- _Instructions to follow_: Without including any pictures, copy each entry below exactly.
______
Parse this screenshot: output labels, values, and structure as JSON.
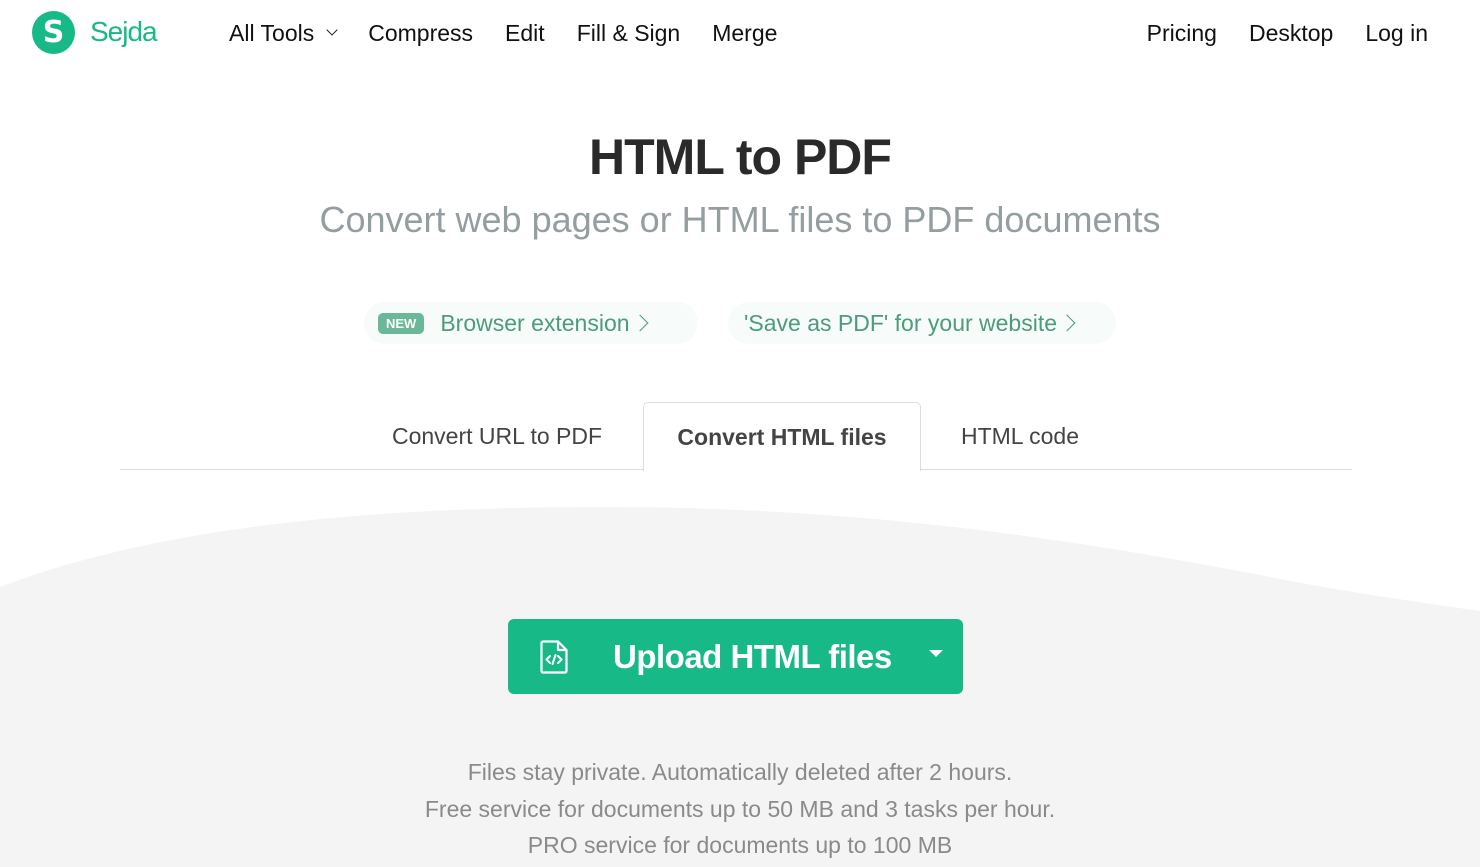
{
  "brand": {
    "logo_letter": "S",
    "name": "Sejda",
    "color": "#17b987"
  },
  "nav": {
    "left": [
      {
        "label": "All Tools",
        "has_dropdown": true
      },
      {
        "label": "Compress"
      },
      {
        "label": "Edit"
      },
      {
        "label": "Fill & Sign"
      },
      {
        "label": "Merge"
      }
    ],
    "right": [
      {
        "label": "Pricing"
      },
      {
        "label": "Desktop"
      },
      {
        "label": "Log in"
      }
    ]
  },
  "hero": {
    "title": "HTML to PDF",
    "subtitle": "Convert web pages or HTML files to PDF documents"
  },
  "pills": [
    {
      "badge": "NEW",
      "label": "Browser extension"
    },
    {
      "label": "'Save as PDF' for your website"
    }
  ],
  "tabs": [
    {
      "label": "Convert URL to PDF",
      "active": false
    },
    {
      "label": "Convert HTML files",
      "active": true
    },
    {
      "label": "HTML code",
      "active": false
    }
  ],
  "upload": {
    "label": "Upload HTML files",
    "icon": "html-file-icon",
    "dropdown_icon": "caret-down-icon"
  },
  "info": [
    "Files stay private. Automatically deleted after 2 hours.",
    "Free service for documents up to 50 MB and 3 tasks per hour.",
    "PRO service for documents up to 100 MB"
  ]
}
______
- _Answer to the problem_:
Parse this screenshot: output labels, values, and structure as JSON.
{
  "brand": {
    "logo_letter": "S",
    "name": "Sejda",
    "color": "#17b987"
  },
  "nav": {
    "left": [
      {
        "label": "All Tools",
        "has_dropdown": true
      },
      {
        "label": "Compress"
      },
      {
        "label": "Edit"
      },
      {
        "label": "Fill & Sign"
      },
      {
        "label": "Merge"
      }
    ],
    "right": [
      {
        "label": "Pricing"
      },
      {
        "label": "Desktop"
      },
      {
        "label": "Log in"
      }
    ]
  },
  "hero": {
    "title": "HTML to PDF",
    "subtitle": "Convert web pages or HTML files to PDF documents"
  },
  "pills": [
    {
      "badge": "NEW",
      "label": "Browser extension"
    },
    {
      "label": "'Save as PDF' for your website"
    }
  ],
  "tabs": [
    {
      "label": "Convert URL to PDF",
      "active": false
    },
    {
      "label": "Convert HTML files",
      "active": true
    },
    {
      "label": "HTML code",
      "active": false
    }
  ],
  "upload": {
    "label": "Upload HTML files",
    "icon": "html-file-icon",
    "dropdown_icon": "caret-down-icon"
  },
  "info": [
    "Files stay private. Automatically deleted after 2 hours.",
    "Free service for documents up to 50 MB and 3 tasks per hour.",
    "PRO service for documents up to 100 MB"
  ]
}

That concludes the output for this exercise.